-- Instructions to follow --
Find the word "highest" in the records below. List each line containing it.

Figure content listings
· · · ·

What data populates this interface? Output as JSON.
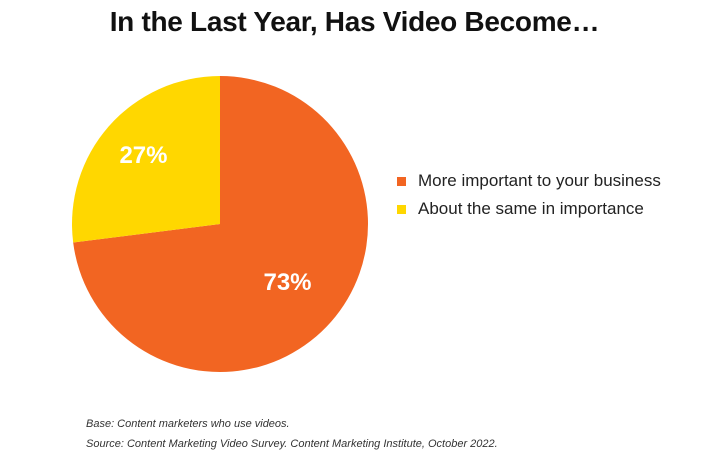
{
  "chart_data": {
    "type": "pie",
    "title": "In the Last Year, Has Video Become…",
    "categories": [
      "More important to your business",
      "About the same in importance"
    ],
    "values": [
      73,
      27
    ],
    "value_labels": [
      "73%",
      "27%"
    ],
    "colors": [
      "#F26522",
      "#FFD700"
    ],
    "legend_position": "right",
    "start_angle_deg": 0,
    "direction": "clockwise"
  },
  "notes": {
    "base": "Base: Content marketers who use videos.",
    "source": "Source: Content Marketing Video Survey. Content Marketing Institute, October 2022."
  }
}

· · · ·

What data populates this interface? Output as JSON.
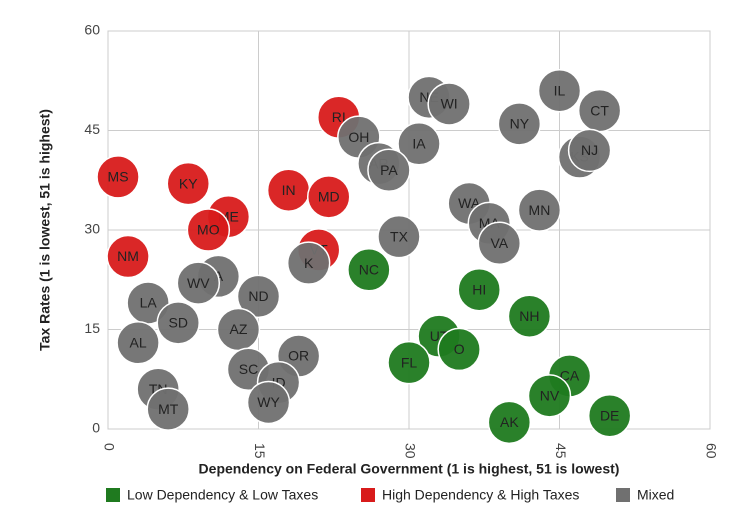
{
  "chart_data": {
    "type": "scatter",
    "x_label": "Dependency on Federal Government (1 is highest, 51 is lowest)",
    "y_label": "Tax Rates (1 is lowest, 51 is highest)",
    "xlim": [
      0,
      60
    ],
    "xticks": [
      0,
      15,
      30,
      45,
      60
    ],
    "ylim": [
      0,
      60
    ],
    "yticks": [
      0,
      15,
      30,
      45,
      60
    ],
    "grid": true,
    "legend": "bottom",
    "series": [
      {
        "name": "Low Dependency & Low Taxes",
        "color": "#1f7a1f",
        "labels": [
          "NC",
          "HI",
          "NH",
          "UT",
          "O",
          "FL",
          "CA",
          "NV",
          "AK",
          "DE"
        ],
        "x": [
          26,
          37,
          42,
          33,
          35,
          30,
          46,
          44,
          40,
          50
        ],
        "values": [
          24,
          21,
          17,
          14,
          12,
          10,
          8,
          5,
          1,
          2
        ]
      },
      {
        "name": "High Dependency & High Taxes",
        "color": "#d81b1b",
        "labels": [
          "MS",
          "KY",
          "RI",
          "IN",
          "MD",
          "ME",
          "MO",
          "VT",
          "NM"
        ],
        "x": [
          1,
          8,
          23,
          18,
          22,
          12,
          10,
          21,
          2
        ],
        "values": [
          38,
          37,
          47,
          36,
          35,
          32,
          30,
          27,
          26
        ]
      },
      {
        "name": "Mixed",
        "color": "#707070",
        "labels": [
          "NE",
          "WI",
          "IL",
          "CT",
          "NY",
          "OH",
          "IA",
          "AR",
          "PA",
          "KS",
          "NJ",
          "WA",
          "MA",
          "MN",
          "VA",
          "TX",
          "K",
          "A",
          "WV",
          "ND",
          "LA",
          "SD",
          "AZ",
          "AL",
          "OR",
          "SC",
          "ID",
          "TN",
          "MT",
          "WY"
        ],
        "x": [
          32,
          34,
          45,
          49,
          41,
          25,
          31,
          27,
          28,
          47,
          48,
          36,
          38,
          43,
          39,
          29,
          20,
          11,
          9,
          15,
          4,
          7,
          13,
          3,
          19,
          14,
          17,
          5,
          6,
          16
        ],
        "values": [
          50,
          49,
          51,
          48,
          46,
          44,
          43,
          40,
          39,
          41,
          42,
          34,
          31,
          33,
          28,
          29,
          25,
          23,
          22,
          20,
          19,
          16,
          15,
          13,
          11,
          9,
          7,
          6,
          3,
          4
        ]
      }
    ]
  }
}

· · · ·

-- Solution for this exercise --
    "x_label": "Dependency on Federal Government (1 is highest, 51 is lowest)",
    "y_label": "Tax Rates (1 is lowest, 51 is highest)",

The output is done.